• [WHAT IS REQUIRED]
Retype the data below without altering anything.

• [RECORDS FOR THE TASK]

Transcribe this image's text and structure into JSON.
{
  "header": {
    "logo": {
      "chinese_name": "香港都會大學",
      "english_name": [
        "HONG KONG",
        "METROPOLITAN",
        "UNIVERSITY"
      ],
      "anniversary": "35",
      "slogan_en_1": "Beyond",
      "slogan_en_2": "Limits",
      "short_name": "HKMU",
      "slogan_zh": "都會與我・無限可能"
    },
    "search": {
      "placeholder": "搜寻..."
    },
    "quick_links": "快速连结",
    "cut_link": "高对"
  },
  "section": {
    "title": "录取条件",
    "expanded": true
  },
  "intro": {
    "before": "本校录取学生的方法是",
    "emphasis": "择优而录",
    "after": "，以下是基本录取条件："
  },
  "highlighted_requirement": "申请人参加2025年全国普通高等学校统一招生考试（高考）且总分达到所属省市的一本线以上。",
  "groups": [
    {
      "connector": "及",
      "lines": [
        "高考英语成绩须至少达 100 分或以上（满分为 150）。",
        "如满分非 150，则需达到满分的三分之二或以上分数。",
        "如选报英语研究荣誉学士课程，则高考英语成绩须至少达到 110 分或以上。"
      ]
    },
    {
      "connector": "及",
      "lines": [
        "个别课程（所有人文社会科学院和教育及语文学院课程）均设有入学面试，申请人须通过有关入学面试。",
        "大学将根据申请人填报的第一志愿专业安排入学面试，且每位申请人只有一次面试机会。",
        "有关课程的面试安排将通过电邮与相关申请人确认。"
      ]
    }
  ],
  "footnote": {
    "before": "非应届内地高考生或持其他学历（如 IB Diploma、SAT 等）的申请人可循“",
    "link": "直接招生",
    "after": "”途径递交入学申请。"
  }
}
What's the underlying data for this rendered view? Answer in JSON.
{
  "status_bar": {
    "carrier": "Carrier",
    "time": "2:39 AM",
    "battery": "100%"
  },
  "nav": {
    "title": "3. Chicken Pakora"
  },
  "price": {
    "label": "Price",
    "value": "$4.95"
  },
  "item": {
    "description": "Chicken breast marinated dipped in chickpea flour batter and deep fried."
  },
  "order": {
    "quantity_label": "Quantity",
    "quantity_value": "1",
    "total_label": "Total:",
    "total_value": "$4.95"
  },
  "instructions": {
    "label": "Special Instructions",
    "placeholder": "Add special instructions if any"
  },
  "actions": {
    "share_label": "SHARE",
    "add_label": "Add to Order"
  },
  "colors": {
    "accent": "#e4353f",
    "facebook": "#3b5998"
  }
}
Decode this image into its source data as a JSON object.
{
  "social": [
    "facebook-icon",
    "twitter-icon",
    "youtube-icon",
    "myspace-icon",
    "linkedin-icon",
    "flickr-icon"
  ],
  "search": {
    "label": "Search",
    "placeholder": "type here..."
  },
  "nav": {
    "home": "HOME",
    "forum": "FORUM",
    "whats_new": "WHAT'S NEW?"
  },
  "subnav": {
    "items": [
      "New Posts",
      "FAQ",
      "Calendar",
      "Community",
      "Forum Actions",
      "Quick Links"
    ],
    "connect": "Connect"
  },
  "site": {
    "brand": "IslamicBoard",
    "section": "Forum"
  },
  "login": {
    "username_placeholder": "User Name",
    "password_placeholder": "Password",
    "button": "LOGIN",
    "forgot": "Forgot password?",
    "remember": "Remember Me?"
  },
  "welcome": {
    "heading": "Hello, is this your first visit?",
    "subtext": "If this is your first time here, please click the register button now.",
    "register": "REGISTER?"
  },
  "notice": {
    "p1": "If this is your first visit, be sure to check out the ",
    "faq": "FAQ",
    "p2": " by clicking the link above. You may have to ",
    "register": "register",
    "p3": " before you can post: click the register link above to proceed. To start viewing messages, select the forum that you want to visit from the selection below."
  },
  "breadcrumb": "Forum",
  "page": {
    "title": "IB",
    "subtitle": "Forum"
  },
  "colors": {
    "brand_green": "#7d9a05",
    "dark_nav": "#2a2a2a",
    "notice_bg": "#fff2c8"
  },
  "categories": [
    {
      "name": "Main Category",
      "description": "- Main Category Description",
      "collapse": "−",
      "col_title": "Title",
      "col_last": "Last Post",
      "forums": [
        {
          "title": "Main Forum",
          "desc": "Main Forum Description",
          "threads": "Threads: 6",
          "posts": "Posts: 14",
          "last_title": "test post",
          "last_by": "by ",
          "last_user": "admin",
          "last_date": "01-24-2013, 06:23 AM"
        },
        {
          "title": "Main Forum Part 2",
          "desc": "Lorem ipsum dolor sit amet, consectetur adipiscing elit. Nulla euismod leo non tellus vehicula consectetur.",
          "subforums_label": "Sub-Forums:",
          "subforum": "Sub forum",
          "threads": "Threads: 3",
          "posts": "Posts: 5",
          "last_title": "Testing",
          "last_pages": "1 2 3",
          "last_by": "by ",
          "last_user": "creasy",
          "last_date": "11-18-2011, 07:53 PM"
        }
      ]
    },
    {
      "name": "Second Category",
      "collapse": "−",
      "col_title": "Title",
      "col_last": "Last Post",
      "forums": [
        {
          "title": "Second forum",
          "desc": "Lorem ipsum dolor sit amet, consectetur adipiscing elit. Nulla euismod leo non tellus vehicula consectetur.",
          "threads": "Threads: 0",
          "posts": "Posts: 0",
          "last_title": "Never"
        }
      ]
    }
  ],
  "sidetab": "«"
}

• [ANSWER FOR THE TASK]
Transcribe this image's text and structure into JSON.
{
  "header": {
    "logo": {
      "chinese_name": "香港都會大學",
      "english_name": [
        "HONG KONG",
        "METROPOLITAN",
        "UNIVERSITY"
      ],
      "anniversary": "35",
      "slogan_en_1": "Beyond",
      "slogan_en_2": "Limits",
      "short_name": "HKMU",
      "slogan_zh": "都會與我・無限可能"
    },
    "search": {
      "placeholder": "搜寻..."
    },
    "quick_links": "快速连结",
    "cut_link": "高对"
  },
  "section": {
    "title": "录取条件",
    "expanded": true
  },
  "intro": {
    "before": "本校录取学生的方法是",
    "emphasis": "择优而录",
    "after": "，以下是基本录取条件："
  },
  "highlighted_requirement": "申请人参加2025年全国普通高等学校统一招生考试（高考）且总分达到所属省市的一本线以上。",
  "groups": [
    {
      "connector": "及",
      "lines": [
        "高考英语成绩须至少达 100 分或以上（满分为 150）。",
        "如满分非 150，则需达到满分的三分之二或以上分数。",
        "如选报英语研究荣誉学士课程，则高考英语成绩须至少达到 110 分或以上。"
      ]
    },
    {
      "connector": "及",
      "lines": [
        "个别课程（所有人文社会科学院和教育及语文学院课程）均设有入学面试，申请人须通过有关入学面试。",
        "大学将根据申请人填报的第一志愿专业安排入学面试，且每位申请人只有一次面试机会。",
        "有关课程的面试安排将通过电邮与相关申请人确认。"
      ]
    }
  ],
  "footnote": {
    "before": "非应届内地高考生或持其他学历（如 IB Diploma、SAT 等）的申请人可循“",
    "link": "直接招生",
    "after": "”途径递交入学申请。"
  }
}
What's the underlying data for this rendered view? Answer in JSON.
{
  "status_bar": {
    "carrier": "Carrier",
    "time": "2:39 AM",
    "battery": "100%"
  },
  "nav": {
    "title": "3. Chicken Pakora"
  },
  "price": {
    "label": "Price",
    "value": "$4.95"
  },
  "item": {
    "description": "Chicken breast marinated dipped in chickpea flour batter and deep fried."
  },
  "order": {
    "quantity_label": "Quantity",
    "quantity_value": "1",
    "total_label": "Total:",
    "total_value": "$4.95"
  },
  "instructions": {
    "label": "Special Instructions",
    "placeholder": "Add special instructions if any"
  },
  "actions": {
    "share_label": "SHARE",
    "add_label": "Add to Order"
  },
  "colors": {
    "accent": "#e4353f",
    "facebook": "#3b5998"
  }
}
Decode this image into its source data as a JSON object.
{
  "social": [
    "facebook-icon",
    "twitter-icon",
    "youtube-icon",
    "myspace-icon",
    "linkedin-icon",
    "flickr-icon"
  ],
  "search": {
    "label": "Search",
    "placeholder": "type here..."
  },
  "nav": {
    "home": "HOME",
    "forum": "FORUM",
    "whats_new": "WHAT'S NEW?"
  },
  "subnav": {
    "items": [
      "New Posts",
      "FAQ",
      "Calendar",
      "Community",
      "Forum Actions",
      "Quick Links"
    ],
    "connect": "Connect"
  },
  "site": {
    "brand": "IslamicBoard",
    "section": "Forum"
  },
  "login": {
    "username_placeholder": "User Name",
    "password_placeholder": "Password",
    "button": "LOGIN",
    "forgot": "Forgot password?",
    "remember": "Remember Me?"
  },
  "welcome": {
    "heading": "Hello, is this your first visit?",
    "subtext": "If this is your first time here, please click the register button now.",
    "register": "REGISTER?"
  },
  "notice": {
    "p1": "If this is your first visit, be sure to check out the ",
    "faq": "FAQ",
    "p2": " by clicking the link above. You may have to ",
    "register": "register",
    "p3": " before you can post: click the register link above to proceed. To start viewing messages, select the forum that you want to visit from the selection below."
  },
  "breadcrumb": "Forum",
  "page": {
    "title": "IB",
    "subtitle": "Forum"
  },
  "colors": {
    "brand_green": "#7d9a05",
    "dark_nav": "#2a2a2a",
    "notice_bg": "#fff2c8"
  },
  "categories": [
    {
      "name": "Main Category",
      "description": "- Main Category Description",
      "collapse": "−",
      "col_title": "Title",
      "col_last": "Last Post",
      "forums": [
        {
          "title": "Main Forum",
          "desc": "Main Forum Description",
          "threads": "Threads: 6",
          "posts": "Posts: 14",
          "last_title": "test post",
          "last_by": "by ",
          "last_user": "admin",
          "last_date": "01-24-2013, 06:23 AM"
        },
        {
          "title": "Main Forum Part 2",
          "desc": "Lorem ipsum dolor sit amet, consectetur adipiscing elit. Nulla euismod leo non tellus vehicula consectetur.",
          "subforums_label": "Sub-Forums:",
          "subforum": "Sub forum",
          "threads": "Threads: 3",
          "posts": "Posts: 5",
          "last_title": "Testing",
          "last_pages": "1 2 3",
          "last_by": "by ",
          "last_user": "creasy",
          "last_date": "11-18-2011, 07:53 PM"
        }
      ]
    },
    {
      "name": "Second Category",
      "collapse": "−",
      "col_title": "Title",
      "col_last": "Last Post",
      "forums": [
        {
          "title": "Second forum",
          "desc": "Lorem ipsum dolor sit amet, consectetur adipiscing elit. Nulla euismod leo non tellus vehicula consectetur.",
          "threads": "Threads: 0",
          "posts": "Posts: 0",
          "last_title": "Never"
        }
      ]
    }
  ],
  "sidetab": "«"
}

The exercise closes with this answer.